──────── Supplied material
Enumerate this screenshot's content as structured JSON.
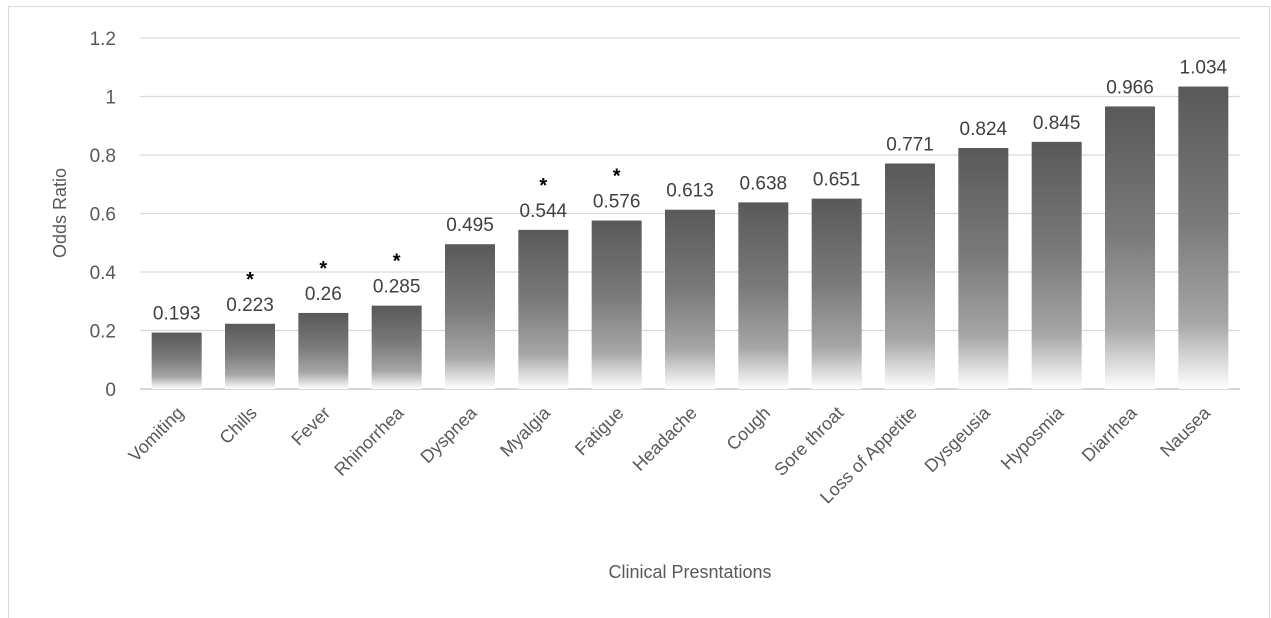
{
  "chart_data": {
    "type": "bar",
    "title": "",
    "xlabel": "Clinical Presntations",
    "ylabel": "Odds Ratio",
    "ylim": [
      0,
      1.2
    ],
    "yticks": [
      "0",
      "0.2",
      "0.4",
      "0.6",
      "0.8",
      "1",
      "1.2"
    ],
    "grid": true,
    "legend": "none",
    "categories": [
      "Vomiting",
      "Chills",
      "Fever",
      "Rhinorrhea",
      "Dyspnea",
      "Myalgia",
      "Fatigue",
      "Headache",
      "Cough",
      "Sore throat",
      "Loss of Appetite",
      "Dysgeusia",
      "Hyposmia",
      "Diarrhea",
      "Nausea"
    ],
    "values": [
      0.193,
      0.223,
      0.26,
      0.285,
      0.495,
      0.544,
      0.576,
      0.613,
      0.638,
      0.651,
      0.771,
      0.824,
      0.845,
      0.966,
      1.034
    ],
    "data_labels": [
      "0.193",
      "0.223",
      "0.26",
      "0.285",
      "0.495",
      "0.544",
      "0.576",
      "0.613",
      "0.638",
      "0.651",
      "0.771",
      "0.824",
      "0.845",
      "0.966",
      "1.034"
    ],
    "significance_marks": [
      "",
      "*",
      "*",
      "*",
      "",
      "*",
      "*",
      "",
      "",
      "",
      "",
      "",
      "",
      "",
      ""
    ],
    "colors": {
      "bar_top": "#595959",
      "bar_bottom": "#ffffff",
      "grid": "#d9d9d9",
      "axis": "#bfbfbf",
      "text": "#595959"
    }
  }
}
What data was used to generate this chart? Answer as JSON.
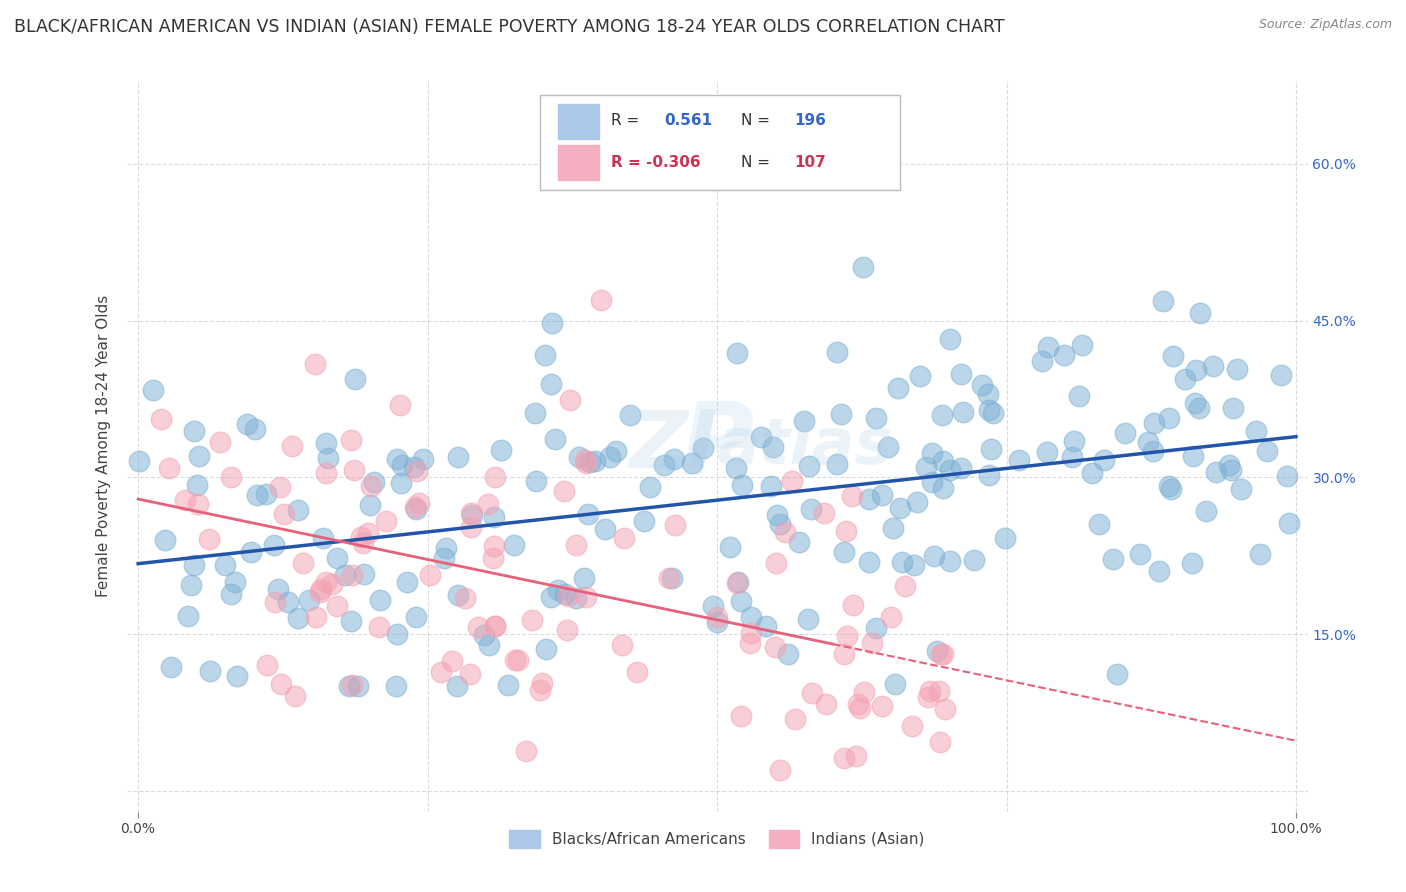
{
  "title": "BLACK/AFRICAN AMERICAN VS INDIAN (ASIAN) FEMALE POVERTY AMONG 18-24 YEAR OLDS CORRELATION CHART",
  "source": "Source: ZipAtlas.com",
  "ylabel": "Female Poverty Among 18-24 Year Olds",
  "xlim": [
    -1,
    101
  ],
  "ylim": [
    -2,
    68
  ],
  "ytick_positions": [
    0,
    15,
    30,
    45,
    60
  ],
  "ytick_labels": [
    "",
    "15.0%",
    "30.0%",
    "45.0%",
    "60.0%"
  ],
  "blue_R": 0.561,
  "blue_N": 196,
  "pink_R": -0.306,
  "pink_N": 107,
  "blue_color": "#7BAFD4",
  "pink_color": "#F4A0B0",
  "blue_line_color": "#2255AA",
  "pink_line_color": "#E8607A",
  "watermark": "ZipAtlas",
  "legend_label_blue": "Blacks/African Americans",
  "legend_label_pink": "Indians (Asian)",
  "background_color": "#ffffff",
  "grid_color": "#cccccc",
  "title_fontsize": 12.5,
  "axis_label_fontsize": 11,
  "tick_label_fontsize": 10,
  "blue_seed": 101,
  "pink_seed": 202,
  "blue_x_mean": 50,
  "blue_x_std": 28,
  "blue_y_intercept": 22.0,
  "blue_slope": 0.115,
  "blue_y_noise": 7.5,
  "pink_x_mean": 28,
  "pink_x_std": 20,
  "pink_y_intercept": 26.0,
  "pink_slope": -0.17,
  "pink_y_noise": 8.5
}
────────────────
What the task asks:
Without the pictures, write out the whole listing above exactly as it appears.

Solution to this problem:
Enumerate this screenshot's content as structured JSON.
{
  "chart_data": {
    "type": "bar",
    "title": "",
    "xlabel": "Clinical Presntations",
    "ylabel": "Odds Ratio",
    "ylim": [
      0,
      1.2
    ],
    "yticks": [
      "0",
      "0.2",
      "0.4",
      "0.6",
      "0.8",
      "1",
      "1.2"
    ],
    "grid": true,
    "legend": "none",
    "categories": [
      "Vomiting",
      "Chills",
      "Fever",
      "Rhinorrhea",
      "Dyspnea",
      "Myalgia",
      "Fatigue",
      "Headache",
      "Cough",
      "Sore throat",
      "Loss of Appetite",
      "Dysgeusia",
      "Hyposmia",
      "Diarrhea",
      "Nausea"
    ],
    "values": [
      0.193,
      0.223,
      0.26,
      0.285,
      0.495,
      0.544,
      0.576,
      0.613,
      0.638,
      0.651,
      0.771,
      0.824,
      0.845,
      0.966,
      1.034
    ],
    "data_labels": [
      "0.193",
      "0.223",
      "0.26",
      "0.285",
      "0.495",
      "0.544",
      "0.576",
      "0.613",
      "0.638",
      "0.651",
      "0.771",
      "0.824",
      "0.845",
      "0.966",
      "1.034"
    ],
    "significance_marks": [
      "",
      "*",
      "*",
      "*",
      "",
      "*",
      "*",
      "",
      "",
      "",
      "",
      "",
      "",
      "",
      ""
    ],
    "colors": {
      "bar_top": "#595959",
      "bar_bottom": "#ffffff",
      "grid": "#d9d9d9",
      "axis": "#bfbfbf",
      "text": "#595959"
    }
  }
}
What data was used to generate this chart? Answer as JSON.
{
  "title": "BLACK/AFRICAN AMERICAN VS INDIAN (ASIAN) FEMALE POVERTY AMONG 18-24 YEAR OLDS CORRELATION CHART",
  "source": "Source: ZipAtlas.com",
  "ylabel": "Female Poverty Among 18-24 Year Olds",
  "xlim": [
    -1,
    101
  ],
  "ylim": [
    -2,
    68
  ],
  "ytick_positions": [
    0,
    15,
    30,
    45,
    60
  ],
  "ytick_labels": [
    "",
    "15.0%",
    "30.0%",
    "45.0%",
    "60.0%"
  ],
  "blue_R": 0.561,
  "blue_N": 196,
  "pink_R": -0.306,
  "pink_N": 107,
  "blue_color": "#7BAFD4",
  "pink_color": "#F4A0B0",
  "blue_line_color": "#2255AA",
  "pink_line_color": "#E8607A",
  "watermark": "ZipAtlas",
  "legend_label_blue": "Blacks/African Americans",
  "legend_label_pink": "Indians (Asian)",
  "background_color": "#ffffff",
  "grid_color": "#cccccc",
  "title_fontsize": 12.5,
  "axis_label_fontsize": 11,
  "tick_label_fontsize": 10,
  "blue_seed": 101,
  "pink_seed": 202,
  "blue_x_mean": 50,
  "blue_x_std": 28,
  "blue_y_intercept": 22.0,
  "blue_slope": 0.115,
  "blue_y_noise": 7.5,
  "pink_x_mean": 28,
  "pink_x_std": 20,
  "pink_y_intercept": 26.0,
  "pink_slope": -0.17,
  "pink_y_noise": 8.5
}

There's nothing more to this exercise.